Exercise objective → Retype the material in full, keeping every word the same.

:::::

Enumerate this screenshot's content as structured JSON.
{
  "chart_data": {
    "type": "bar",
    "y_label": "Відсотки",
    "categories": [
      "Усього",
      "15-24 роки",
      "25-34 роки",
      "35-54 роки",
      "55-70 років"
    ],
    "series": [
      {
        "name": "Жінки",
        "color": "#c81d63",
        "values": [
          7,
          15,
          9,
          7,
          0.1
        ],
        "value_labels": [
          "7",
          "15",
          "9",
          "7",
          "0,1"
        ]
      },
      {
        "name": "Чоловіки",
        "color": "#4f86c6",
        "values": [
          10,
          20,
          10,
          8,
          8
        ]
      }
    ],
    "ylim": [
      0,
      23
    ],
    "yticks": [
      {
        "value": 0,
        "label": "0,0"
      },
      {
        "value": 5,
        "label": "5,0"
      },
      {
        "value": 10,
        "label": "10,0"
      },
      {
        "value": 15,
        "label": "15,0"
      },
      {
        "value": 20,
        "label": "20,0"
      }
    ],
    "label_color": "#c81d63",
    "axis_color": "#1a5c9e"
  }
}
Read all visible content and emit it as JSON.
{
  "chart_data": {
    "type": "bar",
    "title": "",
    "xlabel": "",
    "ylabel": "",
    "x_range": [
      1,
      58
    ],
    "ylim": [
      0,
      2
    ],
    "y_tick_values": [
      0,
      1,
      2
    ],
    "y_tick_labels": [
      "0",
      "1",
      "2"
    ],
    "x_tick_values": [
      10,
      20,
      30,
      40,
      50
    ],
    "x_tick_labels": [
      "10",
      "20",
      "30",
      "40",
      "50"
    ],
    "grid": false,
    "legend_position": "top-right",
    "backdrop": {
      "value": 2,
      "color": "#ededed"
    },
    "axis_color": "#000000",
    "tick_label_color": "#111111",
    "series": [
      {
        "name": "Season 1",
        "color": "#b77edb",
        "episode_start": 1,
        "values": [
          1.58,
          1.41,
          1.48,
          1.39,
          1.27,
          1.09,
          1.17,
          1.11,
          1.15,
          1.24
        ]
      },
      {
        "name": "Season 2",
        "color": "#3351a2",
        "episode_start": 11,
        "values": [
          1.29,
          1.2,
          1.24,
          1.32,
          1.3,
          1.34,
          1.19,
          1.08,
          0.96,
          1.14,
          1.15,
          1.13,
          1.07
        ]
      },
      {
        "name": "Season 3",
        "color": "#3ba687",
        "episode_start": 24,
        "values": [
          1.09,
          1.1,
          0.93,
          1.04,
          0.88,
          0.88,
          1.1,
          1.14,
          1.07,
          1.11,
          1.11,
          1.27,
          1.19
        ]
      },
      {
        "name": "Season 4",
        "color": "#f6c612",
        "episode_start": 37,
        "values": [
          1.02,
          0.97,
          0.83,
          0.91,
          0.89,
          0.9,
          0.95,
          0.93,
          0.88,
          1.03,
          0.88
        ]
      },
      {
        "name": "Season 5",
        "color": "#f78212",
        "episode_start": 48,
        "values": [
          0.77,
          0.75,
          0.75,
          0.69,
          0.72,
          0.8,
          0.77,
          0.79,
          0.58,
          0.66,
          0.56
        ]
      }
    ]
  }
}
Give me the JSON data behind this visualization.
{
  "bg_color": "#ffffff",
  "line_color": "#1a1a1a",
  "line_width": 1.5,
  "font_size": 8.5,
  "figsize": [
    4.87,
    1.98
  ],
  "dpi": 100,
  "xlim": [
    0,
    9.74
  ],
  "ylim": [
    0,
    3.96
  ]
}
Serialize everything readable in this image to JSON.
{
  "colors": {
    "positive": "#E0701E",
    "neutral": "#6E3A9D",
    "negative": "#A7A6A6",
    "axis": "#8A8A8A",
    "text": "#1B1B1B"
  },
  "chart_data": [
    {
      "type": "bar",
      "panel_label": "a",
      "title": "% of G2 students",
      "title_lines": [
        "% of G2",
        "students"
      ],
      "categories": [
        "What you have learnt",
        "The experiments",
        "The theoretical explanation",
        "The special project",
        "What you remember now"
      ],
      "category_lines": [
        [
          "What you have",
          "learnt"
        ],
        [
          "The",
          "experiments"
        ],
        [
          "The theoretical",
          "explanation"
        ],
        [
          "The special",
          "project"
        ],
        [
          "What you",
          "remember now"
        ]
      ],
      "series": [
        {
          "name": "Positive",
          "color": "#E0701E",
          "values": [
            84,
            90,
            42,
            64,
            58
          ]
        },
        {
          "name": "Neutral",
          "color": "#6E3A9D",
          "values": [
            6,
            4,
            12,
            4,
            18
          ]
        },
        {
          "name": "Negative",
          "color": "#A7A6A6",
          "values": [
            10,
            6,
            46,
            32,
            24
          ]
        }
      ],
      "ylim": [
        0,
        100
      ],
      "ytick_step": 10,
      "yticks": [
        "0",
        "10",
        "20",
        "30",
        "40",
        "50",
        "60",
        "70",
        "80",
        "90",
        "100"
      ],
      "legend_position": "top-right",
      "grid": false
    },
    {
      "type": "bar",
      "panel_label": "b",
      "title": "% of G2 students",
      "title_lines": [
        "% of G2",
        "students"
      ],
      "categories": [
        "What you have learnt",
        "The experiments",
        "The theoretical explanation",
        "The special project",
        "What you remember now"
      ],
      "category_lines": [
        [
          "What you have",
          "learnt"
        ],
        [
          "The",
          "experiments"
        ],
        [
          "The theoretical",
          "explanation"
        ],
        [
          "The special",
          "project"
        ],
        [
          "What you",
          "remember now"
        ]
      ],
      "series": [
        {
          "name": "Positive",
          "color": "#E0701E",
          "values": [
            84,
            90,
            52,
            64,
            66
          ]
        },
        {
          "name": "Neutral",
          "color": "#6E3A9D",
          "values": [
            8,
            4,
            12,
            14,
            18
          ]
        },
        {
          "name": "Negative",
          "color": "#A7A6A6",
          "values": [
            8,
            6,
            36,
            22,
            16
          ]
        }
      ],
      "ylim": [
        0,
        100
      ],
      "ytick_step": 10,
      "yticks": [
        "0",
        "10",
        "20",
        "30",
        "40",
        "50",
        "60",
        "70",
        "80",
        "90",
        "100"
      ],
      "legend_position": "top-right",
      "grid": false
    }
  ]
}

:::::

Response for this exercise →
Enumerate this screenshot's content as structured JSON.
{
  "chart_data": {
    "type": "bar",
    "y_label": "Відсотки",
    "categories": [
      "Усього",
      "15-24 роки",
      "25-34 роки",
      "35-54 роки",
      "55-70 років"
    ],
    "series": [
      {
        "name": "Жінки",
        "color": "#c81d63",
        "values": [
          7,
          15,
          9,
          7,
          0.1
        ],
        "value_labels": [
          "7",
          "15",
          "9",
          "7",
          "0,1"
        ]
      },
      {
        "name": "Чоловіки",
        "color": "#4f86c6",
        "values": [
          10,
          20,
          10,
          8,
          8
        ]
      }
    ],
    "ylim": [
      0,
      23
    ],
    "yticks": [
      {
        "value": 0,
        "label": "0,0"
      },
      {
        "value": 5,
        "label": "5,0"
      },
      {
        "value": 10,
        "label": "10,0"
      },
      {
        "value": 15,
        "label": "15,0"
      },
      {
        "value": 20,
        "label": "20,0"
      }
    ],
    "label_color": "#c81d63",
    "axis_color": "#1a5c9e"
  }
}
Read all visible content and emit it as JSON.
{
  "chart_data": {
    "type": "bar",
    "title": "",
    "xlabel": "",
    "ylabel": "",
    "x_range": [
      1,
      58
    ],
    "ylim": [
      0,
      2
    ],
    "y_tick_values": [
      0,
      1,
      2
    ],
    "y_tick_labels": [
      "0",
      "1",
      "2"
    ],
    "x_tick_values": [
      10,
      20,
      30,
      40,
      50
    ],
    "x_tick_labels": [
      "10",
      "20",
      "30",
      "40",
      "50"
    ],
    "grid": false,
    "legend_position": "top-right",
    "backdrop": {
      "value": 2,
      "color": "#ededed"
    },
    "axis_color": "#000000",
    "tick_label_color": "#111111",
    "series": [
      {
        "name": "Season 1",
        "color": "#b77edb",
        "episode_start": 1,
        "values": [
          1.58,
          1.41,
          1.48,
          1.39,
          1.27,
          1.09,
          1.17,
          1.11,
          1.15,
          1.24
        ]
      },
      {
        "name": "Season 2",
        "color": "#3351a2",
        "episode_start": 11,
        "values": [
          1.29,
          1.2,
          1.24,
          1.32,
          1.3,
          1.34,
          1.19,
          1.08,
          0.96,
          1.14,
          1.15,
          1.13,
          1.07
        ]
      },
      {
        "name": "Season 3",
        "color": "#3ba687",
        "episode_start": 24,
        "values": [
          1.09,
          1.1,
          0.93,
          1.04,
          0.88,
          0.88,
          1.1,
          1.14,
          1.07,
          1.11,
          1.11,
          1.27,
          1.19
        ]
      },
      {
        "name": "Season 4",
        "color": "#f6c612",
        "episode_start": 37,
        "values": [
          1.02,
          0.97,
          0.83,
          0.91,
          0.89,
          0.9,
          0.95,
          0.93,
          0.88,
          1.03,
          0.88
        ]
      },
      {
        "name": "Season 5",
        "color": "#f78212",
        "episode_start": 48,
        "values": [
          0.77,
          0.75,
          0.75,
          0.69,
          0.72,
          0.8,
          0.77,
          0.79,
          0.58,
          0.66,
          0.56
        ]
      }
    ]
  }
}
Give me the JSON data behind this visualization.
{
  "bg_color": "#ffffff",
  "line_color": "#1a1a1a",
  "line_width": 1.5,
  "font_size": 8.5,
  "figsize": [
    4.87,
    1.98
  ],
  "dpi": 100,
  "xlim": [
    0,
    9.74
  ],
  "ylim": [
    0,
    3.96
  ]
}
Serialize everything readable in this image to JSON.
{
  "colors": {
    "positive": "#E0701E",
    "neutral": "#6E3A9D",
    "negative": "#A7A6A6",
    "axis": "#8A8A8A",
    "text": "#1B1B1B"
  },
  "chart_data": [
    {
      "type": "bar",
      "panel_label": "a",
      "title": "% of G2 students",
      "title_lines": [
        "% of G2",
        "students"
      ],
      "categories": [
        "What you have learnt",
        "The experiments",
        "The theoretical explanation",
        "The special project",
        "What you remember now"
      ],
      "category_lines": [
        [
          "What you have",
          "learnt"
        ],
        [
          "The",
          "experiments"
        ],
        [
          "The theoretical",
          "explanation"
        ],
        [
          "The special",
          "project"
        ],
        [
          "What you",
          "remember now"
        ]
      ],
      "series": [
        {
          "name": "Positive",
          "color": "#E0701E",
          "values": [
            84,
            90,
            42,
            64,
            58
          ]
        },
        {
          "name": "Neutral",
          "color": "#6E3A9D",
          "values": [
            6,
            4,
            12,
            4,
            18
          ]
        },
        {
          "name": "Negative",
          "color": "#A7A6A6",
          "values": [
            10,
            6,
            46,
            32,
            24
          ]
        }
      ],
      "ylim": [
        0,
        100
      ],
      "ytick_step": 10,
      "yticks": [
        "0",
        "10",
        "20",
        "30",
        "40",
        "50",
        "60",
        "70",
        "80",
        "90",
        "100"
      ],
      "legend_position": "top-right",
      "grid": false
    },
    {
      "type": "bar",
      "panel_label": "b",
      "title": "% of G2 students",
      "title_lines": [
        "% of G2",
        "students"
      ],
      "categories": [
        "What you have learnt",
        "The experiments",
        "The theoretical explanation",
        "The special project",
        "What you remember now"
      ],
      "category_lines": [
        [
          "What you have",
          "learnt"
        ],
        [
          "The",
          "experiments"
        ],
        [
          "The theoretical",
          "explanation"
        ],
        [
          "The special",
          "project"
        ],
        [
          "What you",
          "remember now"
        ]
      ],
      "series": [
        {
          "name": "Positive",
          "color": "#E0701E",
          "values": [
            84,
            90,
            52,
            64,
            66
          ]
        },
        {
          "name": "Neutral",
          "color": "#6E3A9D",
          "values": [
            8,
            4,
            12,
            14,
            18
          ]
        },
        {
          "name": "Negative",
          "color": "#A7A6A6",
          "values": [
            8,
            6,
            36,
            22,
            16
          ]
        }
      ],
      "ylim": [
        0,
        100
      ],
      "ytick_step": 10,
      "yticks": [
        "0",
        "10",
        "20",
        "30",
        "40",
        "50",
        "60",
        "70",
        "80",
        "90",
        "100"
      ],
      "legend_position": "top-right",
      "grid": false
    }
  ]
}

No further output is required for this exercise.